>> START Exercise input
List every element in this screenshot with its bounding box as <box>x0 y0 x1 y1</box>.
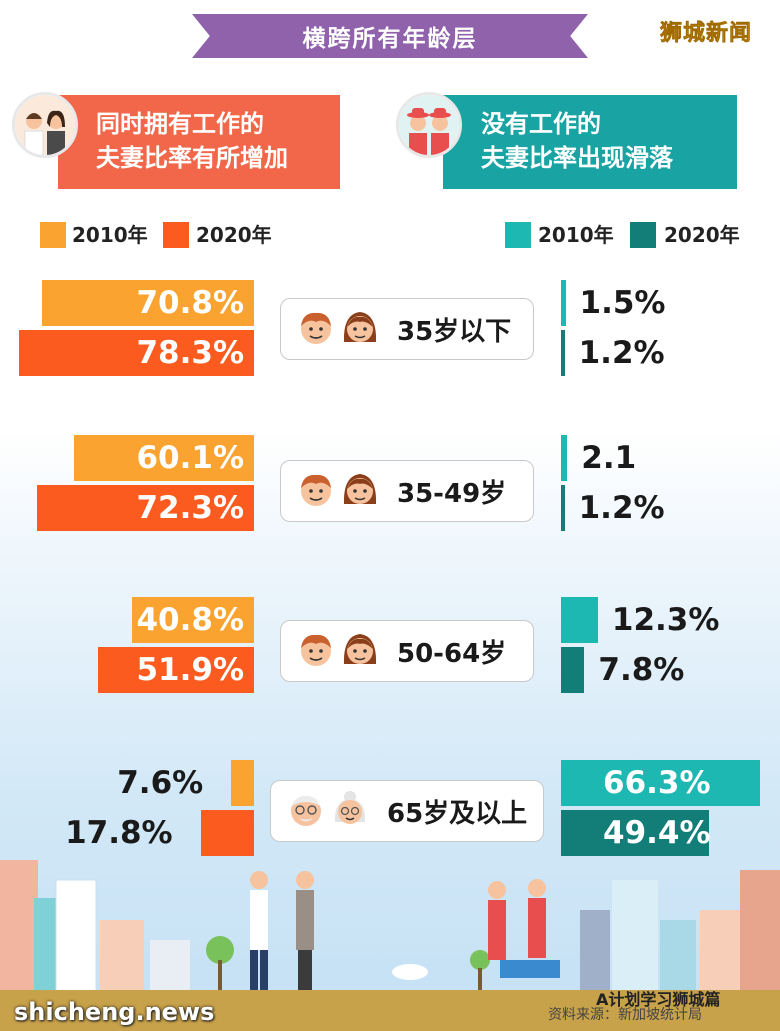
right-bar-2020 <box>561 330 565 376</box>
right-bar-2010 <box>561 435 568 481</box>
left-bar-value-label: 72.3% <box>136 490 244 526</box>
legend-right-2010-label: 2010年 <box>538 223 614 247</box>
woman-face-icon <box>341 630 379 672</box>
legend-right-2020-label: 2020年 <box>664 223 740 247</box>
left-bar-2020 <box>37 485 254 531</box>
right-bar-2010 <box>561 280 566 326</box>
bar-chart-area: 70.8% 60.1% 40.8% 7.6% 78.3% 72.3% 51.9% 17.8% 1… <box>19 280 760 856</box>
left-bar-value-label: 17.8% <box>65 815 173 851</box>
right-bar-value-label: 49.4% <box>603 815 711 851</box>
man-face-icon <box>297 308 335 350</box>
site-logo: shicheng.news <box>14 998 215 1026</box>
right-bar-value-label: 2.1 <box>581 440 637 476</box>
right-bar-value-label: 1.5% <box>579 285 666 321</box>
left-bar-value-label: 70.8% <box>136 285 244 321</box>
left-bar-2010 <box>41 280 254 326</box>
left-bar-2010 <box>131 597 254 643</box>
group-pill: 65岁及以上 <box>270 780 544 842</box>
left-header: 同时拥有工作的 夫妻比率有所增加 <box>58 95 340 189</box>
group-label: 65岁及以上 <box>387 798 528 829</box>
right-header-line2: 夫妻比率出现滑落 <box>481 144 673 172</box>
faces-elderly <box>287 790 369 832</box>
woman-face-icon <box>341 470 379 512</box>
right-bar-value-label: 7.8% <box>598 652 685 688</box>
left-bar-2010 <box>73 435 254 481</box>
retired-couple-icon <box>396 92 462 158</box>
elderly-man-face-icon <box>287 790 325 832</box>
left-header-line2: 夫妻比率有所增加 <box>96 144 288 172</box>
group-pill: 50-64岁 <box>280 620 534 682</box>
group-label: 35-49岁 <box>397 478 507 509</box>
right-bar-2010 <box>561 597 598 643</box>
legend-left-2020-label: 2020年 <box>196 223 272 247</box>
legend-left-2010-swatch <box>40 222 66 248</box>
group-pill: 35-49岁 <box>280 460 534 522</box>
legend-left-2010-label: 2010年 <box>72 223 148 247</box>
left-bar-value-label: 51.9% <box>136 652 244 688</box>
right-bar-value-label: 1.2% <box>578 490 665 526</box>
group-label: 50-64岁 <box>397 638 507 669</box>
man-face-icon <box>297 470 335 512</box>
left-bar-2020 <box>19 330 254 376</box>
title-banner: 横跨所有年龄层 <box>192 14 588 58</box>
right-bar-value-label: 12.3% <box>611 602 720 638</box>
left-bar-value-label: 60.1% <box>136 440 244 476</box>
faces-young <box>297 470 379 512</box>
right-bar-2020 <box>561 647 585 693</box>
elderly-woman-face-icon <box>331 790 369 832</box>
right-bar-value-label: 1.2% <box>578 335 665 371</box>
left-bar-2020 <box>200 810 254 856</box>
right-bar-value-label: 66.3% <box>603 765 711 801</box>
faces-young <box>297 308 379 350</box>
right-bar-2020 <box>561 485 565 531</box>
left-header-line1: 同时拥有工作的 <box>96 110 264 138</box>
brand-logo: 狮城新闻 <box>660 21 753 47</box>
right-bar-2010 <box>561 760 760 806</box>
group-pill: 35岁以下 <box>280 298 534 360</box>
left-bar-2020 <box>98 647 254 693</box>
legend-right-2010-swatch <box>505 222 531 248</box>
group-label: 35岁以下 <box>397 316 512 347</box>
left-bar-value-label: 40.8% <box>136 602 244 638</box>
working-couple-icon <box>12 92 78 158</box>
faces-young <box>297 630 379 672</box>
right-header: 没有工作的 夫妻比率出现滑落 <box>443 95 737 189</box>
source-text: 资料来源：新加坡统计局 <box>548 1007 702 1023</box>
wechat-tag: A计划学习狮城篇 <box>596 990 721 1009</box>
left-bar-value-label: 78.3% <box>136 335 244 371</box>
woman-face-icon <box>341 308 379 350</box>
legend-right-2020-swatch <box>630 222 656 248</box>
right-bar-2020 <box>561 810 710 856</box>
city-skyline-illustration <box>0 860 780 1031</box>
right-header-line1: 没有工作的 <box>481 110 601 138</box>
legend-left-2020-swatch <box>163 222 189 248</box>
man-face-icon <box>297 630 335 672</box>
left-bar-2010 <box>231 760 254 806</box>
left-bar-value-label: 7.6% <box>117 765 204 801</box>
page-title: 横跨所有年龄层 <box>302 26 478 52</box>
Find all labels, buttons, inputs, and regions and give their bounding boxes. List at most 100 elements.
>> END Exercise input
## What is expected
How many lines of the listing above contain the string "横跨所有年龄层", counting case? Give only the number.

## Solution to this exercise
2